▶ [TASK BRIEF]: Look through the records below and give the number of lines holding the string "underlying", nothing more.

▶ [DATA FOR PROCESSING]:
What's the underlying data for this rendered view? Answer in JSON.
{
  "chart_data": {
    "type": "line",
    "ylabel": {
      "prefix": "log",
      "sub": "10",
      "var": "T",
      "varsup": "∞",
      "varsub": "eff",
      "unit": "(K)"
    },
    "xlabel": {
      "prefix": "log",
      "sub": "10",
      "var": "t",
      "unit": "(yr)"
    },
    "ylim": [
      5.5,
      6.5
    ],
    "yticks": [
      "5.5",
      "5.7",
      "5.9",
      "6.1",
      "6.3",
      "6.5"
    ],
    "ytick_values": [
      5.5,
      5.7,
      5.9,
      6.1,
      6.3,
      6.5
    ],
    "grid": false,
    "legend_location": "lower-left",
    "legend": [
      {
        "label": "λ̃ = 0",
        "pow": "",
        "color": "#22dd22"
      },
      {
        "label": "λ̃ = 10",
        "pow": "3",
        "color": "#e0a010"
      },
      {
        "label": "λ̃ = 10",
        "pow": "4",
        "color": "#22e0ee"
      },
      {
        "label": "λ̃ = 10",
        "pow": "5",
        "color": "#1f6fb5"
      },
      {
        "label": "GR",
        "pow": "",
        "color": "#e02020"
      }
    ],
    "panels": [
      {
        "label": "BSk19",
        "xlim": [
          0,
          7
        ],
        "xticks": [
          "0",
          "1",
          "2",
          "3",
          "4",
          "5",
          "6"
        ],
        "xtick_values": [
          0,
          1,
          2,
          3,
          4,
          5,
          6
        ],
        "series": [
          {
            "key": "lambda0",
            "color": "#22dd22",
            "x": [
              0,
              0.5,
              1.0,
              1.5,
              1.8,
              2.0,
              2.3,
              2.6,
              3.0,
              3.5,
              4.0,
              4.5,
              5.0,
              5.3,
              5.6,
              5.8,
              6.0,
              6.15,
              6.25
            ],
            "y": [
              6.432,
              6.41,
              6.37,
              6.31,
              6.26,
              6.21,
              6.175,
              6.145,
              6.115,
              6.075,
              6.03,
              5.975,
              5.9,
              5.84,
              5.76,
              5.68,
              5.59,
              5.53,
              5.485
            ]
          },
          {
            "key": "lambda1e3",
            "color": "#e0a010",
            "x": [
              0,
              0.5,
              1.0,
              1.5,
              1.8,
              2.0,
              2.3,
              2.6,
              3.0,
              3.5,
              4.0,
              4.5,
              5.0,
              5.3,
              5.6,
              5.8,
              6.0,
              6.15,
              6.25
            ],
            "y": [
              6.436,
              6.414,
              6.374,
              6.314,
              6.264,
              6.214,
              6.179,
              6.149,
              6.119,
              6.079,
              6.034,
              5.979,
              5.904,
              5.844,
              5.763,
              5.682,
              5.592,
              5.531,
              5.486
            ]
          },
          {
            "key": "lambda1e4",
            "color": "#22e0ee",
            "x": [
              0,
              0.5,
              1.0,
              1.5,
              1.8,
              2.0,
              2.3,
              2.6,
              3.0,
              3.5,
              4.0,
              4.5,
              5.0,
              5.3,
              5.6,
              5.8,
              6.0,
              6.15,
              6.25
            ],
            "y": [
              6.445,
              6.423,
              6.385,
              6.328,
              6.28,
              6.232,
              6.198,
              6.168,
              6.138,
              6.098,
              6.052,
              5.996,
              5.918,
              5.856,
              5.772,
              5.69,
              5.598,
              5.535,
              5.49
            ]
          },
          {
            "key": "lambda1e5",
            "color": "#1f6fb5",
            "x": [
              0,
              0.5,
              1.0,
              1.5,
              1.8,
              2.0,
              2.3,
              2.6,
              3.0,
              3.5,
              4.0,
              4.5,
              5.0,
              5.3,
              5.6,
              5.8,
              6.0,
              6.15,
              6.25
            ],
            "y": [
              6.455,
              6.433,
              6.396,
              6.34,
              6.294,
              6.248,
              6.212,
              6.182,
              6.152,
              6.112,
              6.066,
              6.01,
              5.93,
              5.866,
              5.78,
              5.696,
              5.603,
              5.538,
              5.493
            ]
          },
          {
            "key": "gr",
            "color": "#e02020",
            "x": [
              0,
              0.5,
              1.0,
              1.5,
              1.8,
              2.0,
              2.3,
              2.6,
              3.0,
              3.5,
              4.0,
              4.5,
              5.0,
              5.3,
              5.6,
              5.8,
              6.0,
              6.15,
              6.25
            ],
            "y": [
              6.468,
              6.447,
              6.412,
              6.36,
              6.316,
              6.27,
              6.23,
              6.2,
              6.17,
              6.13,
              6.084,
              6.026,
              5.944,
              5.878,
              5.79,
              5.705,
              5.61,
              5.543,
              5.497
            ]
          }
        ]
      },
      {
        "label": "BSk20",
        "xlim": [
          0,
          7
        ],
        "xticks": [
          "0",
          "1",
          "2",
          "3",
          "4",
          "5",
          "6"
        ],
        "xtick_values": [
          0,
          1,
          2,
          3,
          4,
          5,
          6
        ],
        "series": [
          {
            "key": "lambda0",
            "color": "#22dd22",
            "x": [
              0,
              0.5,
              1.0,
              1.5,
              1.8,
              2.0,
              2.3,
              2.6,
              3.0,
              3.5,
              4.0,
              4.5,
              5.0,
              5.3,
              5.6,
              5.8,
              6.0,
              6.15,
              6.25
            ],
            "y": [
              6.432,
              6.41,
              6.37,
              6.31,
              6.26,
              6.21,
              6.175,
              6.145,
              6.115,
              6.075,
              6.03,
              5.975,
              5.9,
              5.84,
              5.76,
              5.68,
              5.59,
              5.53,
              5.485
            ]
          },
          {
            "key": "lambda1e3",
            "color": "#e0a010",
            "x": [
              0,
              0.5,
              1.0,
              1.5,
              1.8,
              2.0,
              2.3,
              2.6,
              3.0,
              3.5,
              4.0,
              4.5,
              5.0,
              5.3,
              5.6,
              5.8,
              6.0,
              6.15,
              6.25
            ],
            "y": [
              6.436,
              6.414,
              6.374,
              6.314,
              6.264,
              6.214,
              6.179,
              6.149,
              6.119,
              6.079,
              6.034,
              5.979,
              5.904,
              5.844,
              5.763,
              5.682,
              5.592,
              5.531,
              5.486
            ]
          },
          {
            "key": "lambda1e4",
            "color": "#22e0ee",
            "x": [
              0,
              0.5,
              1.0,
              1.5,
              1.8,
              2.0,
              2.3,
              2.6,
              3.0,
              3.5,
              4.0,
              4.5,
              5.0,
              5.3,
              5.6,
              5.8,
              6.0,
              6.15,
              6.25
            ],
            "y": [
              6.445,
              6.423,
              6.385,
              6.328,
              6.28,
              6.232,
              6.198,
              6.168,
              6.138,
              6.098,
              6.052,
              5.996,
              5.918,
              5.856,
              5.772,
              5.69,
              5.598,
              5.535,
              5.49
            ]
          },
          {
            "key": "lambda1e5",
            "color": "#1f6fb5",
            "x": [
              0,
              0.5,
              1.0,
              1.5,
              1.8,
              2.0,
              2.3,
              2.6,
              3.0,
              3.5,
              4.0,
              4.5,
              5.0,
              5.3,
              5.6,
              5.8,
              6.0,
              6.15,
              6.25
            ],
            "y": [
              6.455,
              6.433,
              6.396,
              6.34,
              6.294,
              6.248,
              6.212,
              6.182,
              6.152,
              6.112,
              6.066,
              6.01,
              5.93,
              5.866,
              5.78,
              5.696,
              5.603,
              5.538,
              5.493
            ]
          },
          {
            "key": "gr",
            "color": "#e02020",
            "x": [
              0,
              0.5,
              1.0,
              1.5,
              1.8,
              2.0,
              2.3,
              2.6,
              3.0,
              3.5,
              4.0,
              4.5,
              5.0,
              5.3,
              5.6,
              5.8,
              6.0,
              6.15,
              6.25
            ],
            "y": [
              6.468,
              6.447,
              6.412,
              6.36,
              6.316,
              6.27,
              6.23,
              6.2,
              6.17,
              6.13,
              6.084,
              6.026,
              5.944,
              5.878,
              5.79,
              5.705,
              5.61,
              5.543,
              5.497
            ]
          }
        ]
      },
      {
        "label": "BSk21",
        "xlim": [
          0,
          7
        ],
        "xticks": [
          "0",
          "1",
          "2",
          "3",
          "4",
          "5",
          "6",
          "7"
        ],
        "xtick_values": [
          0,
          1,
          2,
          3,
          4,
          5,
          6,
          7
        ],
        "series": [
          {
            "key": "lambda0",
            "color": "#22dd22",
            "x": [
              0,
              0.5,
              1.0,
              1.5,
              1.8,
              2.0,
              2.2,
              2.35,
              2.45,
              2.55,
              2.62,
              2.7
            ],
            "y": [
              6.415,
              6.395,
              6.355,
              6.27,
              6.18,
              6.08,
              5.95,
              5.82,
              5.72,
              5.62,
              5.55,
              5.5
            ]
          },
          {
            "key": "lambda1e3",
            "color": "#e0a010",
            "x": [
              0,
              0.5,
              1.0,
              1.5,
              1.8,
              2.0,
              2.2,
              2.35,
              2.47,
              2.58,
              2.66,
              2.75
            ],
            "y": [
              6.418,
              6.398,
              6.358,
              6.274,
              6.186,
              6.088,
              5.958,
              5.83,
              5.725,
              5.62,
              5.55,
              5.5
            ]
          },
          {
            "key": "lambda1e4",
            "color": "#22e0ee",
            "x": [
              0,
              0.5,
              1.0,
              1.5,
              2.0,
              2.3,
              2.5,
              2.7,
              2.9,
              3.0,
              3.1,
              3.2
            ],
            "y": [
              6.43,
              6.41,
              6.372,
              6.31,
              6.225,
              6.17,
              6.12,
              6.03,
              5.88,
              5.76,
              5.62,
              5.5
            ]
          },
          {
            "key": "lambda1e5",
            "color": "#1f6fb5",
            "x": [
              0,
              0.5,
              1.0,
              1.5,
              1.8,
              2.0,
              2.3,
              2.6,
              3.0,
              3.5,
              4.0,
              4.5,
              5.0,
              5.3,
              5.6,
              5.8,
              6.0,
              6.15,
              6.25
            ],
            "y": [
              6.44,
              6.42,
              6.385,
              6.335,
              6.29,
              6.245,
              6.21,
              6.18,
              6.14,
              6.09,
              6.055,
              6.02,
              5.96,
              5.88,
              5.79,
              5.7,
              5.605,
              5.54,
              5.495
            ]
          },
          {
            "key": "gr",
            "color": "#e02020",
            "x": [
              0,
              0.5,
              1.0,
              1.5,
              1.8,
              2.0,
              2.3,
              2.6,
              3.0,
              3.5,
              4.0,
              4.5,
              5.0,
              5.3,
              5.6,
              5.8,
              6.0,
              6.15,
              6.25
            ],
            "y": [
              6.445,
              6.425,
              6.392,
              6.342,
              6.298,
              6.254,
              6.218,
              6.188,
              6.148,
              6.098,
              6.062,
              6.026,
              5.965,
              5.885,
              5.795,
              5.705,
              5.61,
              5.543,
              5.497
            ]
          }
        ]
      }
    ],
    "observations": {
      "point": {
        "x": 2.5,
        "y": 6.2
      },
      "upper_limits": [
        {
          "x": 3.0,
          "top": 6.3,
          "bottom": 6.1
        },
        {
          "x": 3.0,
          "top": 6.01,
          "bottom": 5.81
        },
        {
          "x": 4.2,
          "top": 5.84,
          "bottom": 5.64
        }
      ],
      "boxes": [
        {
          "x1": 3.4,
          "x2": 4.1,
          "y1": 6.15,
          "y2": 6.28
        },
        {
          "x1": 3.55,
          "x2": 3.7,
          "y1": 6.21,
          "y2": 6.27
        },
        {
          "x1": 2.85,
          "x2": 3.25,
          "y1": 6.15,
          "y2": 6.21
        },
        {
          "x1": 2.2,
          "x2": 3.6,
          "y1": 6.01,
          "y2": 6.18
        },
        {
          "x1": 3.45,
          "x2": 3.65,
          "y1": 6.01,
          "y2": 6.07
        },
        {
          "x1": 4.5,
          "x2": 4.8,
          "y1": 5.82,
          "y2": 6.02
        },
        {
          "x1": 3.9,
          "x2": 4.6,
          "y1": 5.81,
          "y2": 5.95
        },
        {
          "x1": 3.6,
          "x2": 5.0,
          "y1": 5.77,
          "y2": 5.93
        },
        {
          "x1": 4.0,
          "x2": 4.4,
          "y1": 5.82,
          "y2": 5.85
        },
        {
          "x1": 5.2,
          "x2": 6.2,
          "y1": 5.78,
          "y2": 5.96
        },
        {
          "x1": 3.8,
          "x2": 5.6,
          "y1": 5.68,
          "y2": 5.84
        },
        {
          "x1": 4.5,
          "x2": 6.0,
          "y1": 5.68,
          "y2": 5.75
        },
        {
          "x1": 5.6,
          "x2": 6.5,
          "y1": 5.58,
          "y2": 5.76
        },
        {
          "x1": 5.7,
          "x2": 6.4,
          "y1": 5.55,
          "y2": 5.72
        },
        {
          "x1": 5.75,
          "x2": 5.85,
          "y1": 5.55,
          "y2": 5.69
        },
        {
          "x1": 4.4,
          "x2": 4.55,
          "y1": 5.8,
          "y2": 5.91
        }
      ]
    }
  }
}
==
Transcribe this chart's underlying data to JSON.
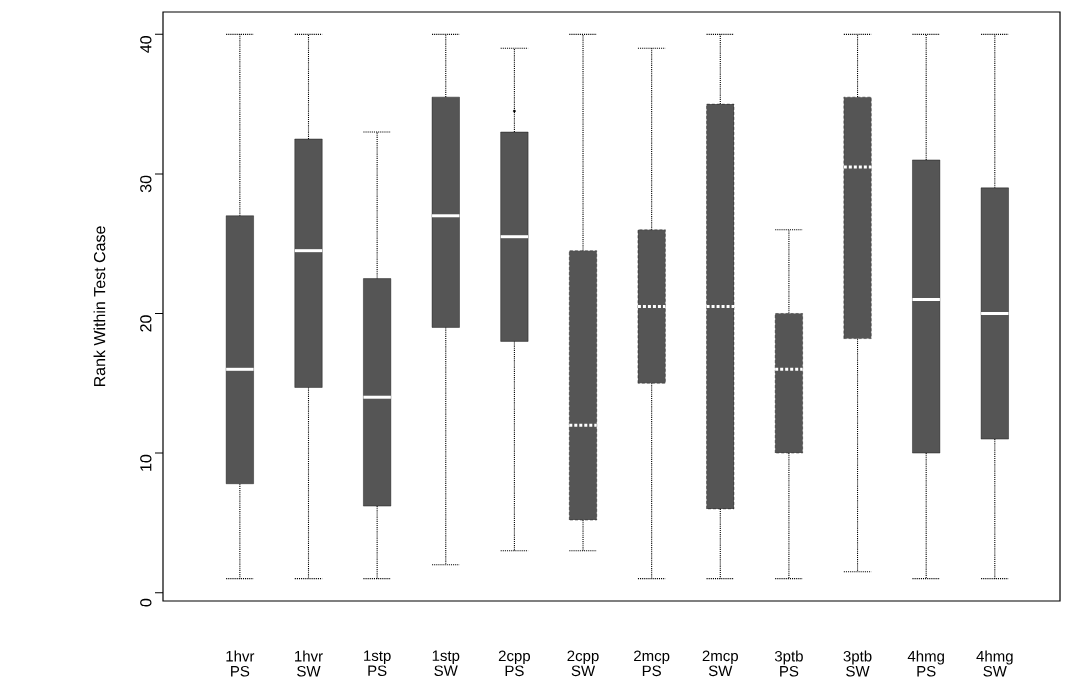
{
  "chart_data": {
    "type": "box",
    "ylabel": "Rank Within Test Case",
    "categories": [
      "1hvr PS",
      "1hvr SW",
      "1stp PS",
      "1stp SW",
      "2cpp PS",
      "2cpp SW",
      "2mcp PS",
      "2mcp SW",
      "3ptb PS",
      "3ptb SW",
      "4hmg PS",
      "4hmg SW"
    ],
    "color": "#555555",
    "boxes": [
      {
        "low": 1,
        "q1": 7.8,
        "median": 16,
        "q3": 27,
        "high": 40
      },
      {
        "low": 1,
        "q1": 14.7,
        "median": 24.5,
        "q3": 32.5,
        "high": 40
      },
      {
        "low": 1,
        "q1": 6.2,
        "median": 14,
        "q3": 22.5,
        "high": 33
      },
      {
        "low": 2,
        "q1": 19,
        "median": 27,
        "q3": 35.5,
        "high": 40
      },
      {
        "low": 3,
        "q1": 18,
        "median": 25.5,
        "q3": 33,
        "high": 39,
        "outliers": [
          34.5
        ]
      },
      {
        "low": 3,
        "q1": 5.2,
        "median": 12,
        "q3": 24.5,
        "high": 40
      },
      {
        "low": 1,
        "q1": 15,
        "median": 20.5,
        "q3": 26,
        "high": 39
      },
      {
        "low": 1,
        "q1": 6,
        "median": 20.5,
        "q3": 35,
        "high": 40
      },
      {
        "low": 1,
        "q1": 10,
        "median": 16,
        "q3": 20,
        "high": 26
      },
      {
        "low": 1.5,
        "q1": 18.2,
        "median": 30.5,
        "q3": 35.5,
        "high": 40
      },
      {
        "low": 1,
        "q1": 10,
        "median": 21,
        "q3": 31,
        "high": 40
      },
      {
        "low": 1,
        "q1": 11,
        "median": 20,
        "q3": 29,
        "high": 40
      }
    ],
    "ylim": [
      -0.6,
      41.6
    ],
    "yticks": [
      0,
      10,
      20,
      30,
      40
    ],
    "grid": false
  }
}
* * *
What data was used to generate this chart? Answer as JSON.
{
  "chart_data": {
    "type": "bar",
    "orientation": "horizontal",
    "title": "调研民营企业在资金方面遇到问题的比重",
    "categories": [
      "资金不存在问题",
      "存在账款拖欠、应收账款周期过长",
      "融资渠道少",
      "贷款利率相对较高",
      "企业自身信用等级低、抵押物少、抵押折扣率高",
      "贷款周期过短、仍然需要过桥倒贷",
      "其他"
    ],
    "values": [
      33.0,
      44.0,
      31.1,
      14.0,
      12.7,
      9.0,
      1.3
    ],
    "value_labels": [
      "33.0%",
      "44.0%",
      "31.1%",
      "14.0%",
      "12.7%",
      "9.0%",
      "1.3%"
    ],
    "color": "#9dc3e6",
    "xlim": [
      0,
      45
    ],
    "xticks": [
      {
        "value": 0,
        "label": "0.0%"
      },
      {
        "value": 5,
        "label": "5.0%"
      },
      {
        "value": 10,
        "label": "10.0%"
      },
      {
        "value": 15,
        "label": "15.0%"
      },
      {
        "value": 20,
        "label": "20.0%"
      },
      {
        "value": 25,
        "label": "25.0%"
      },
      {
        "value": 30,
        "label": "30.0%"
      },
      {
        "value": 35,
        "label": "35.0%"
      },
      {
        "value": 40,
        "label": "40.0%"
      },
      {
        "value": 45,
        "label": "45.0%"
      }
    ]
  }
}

▶ [SOLVED PROBLEM]: 2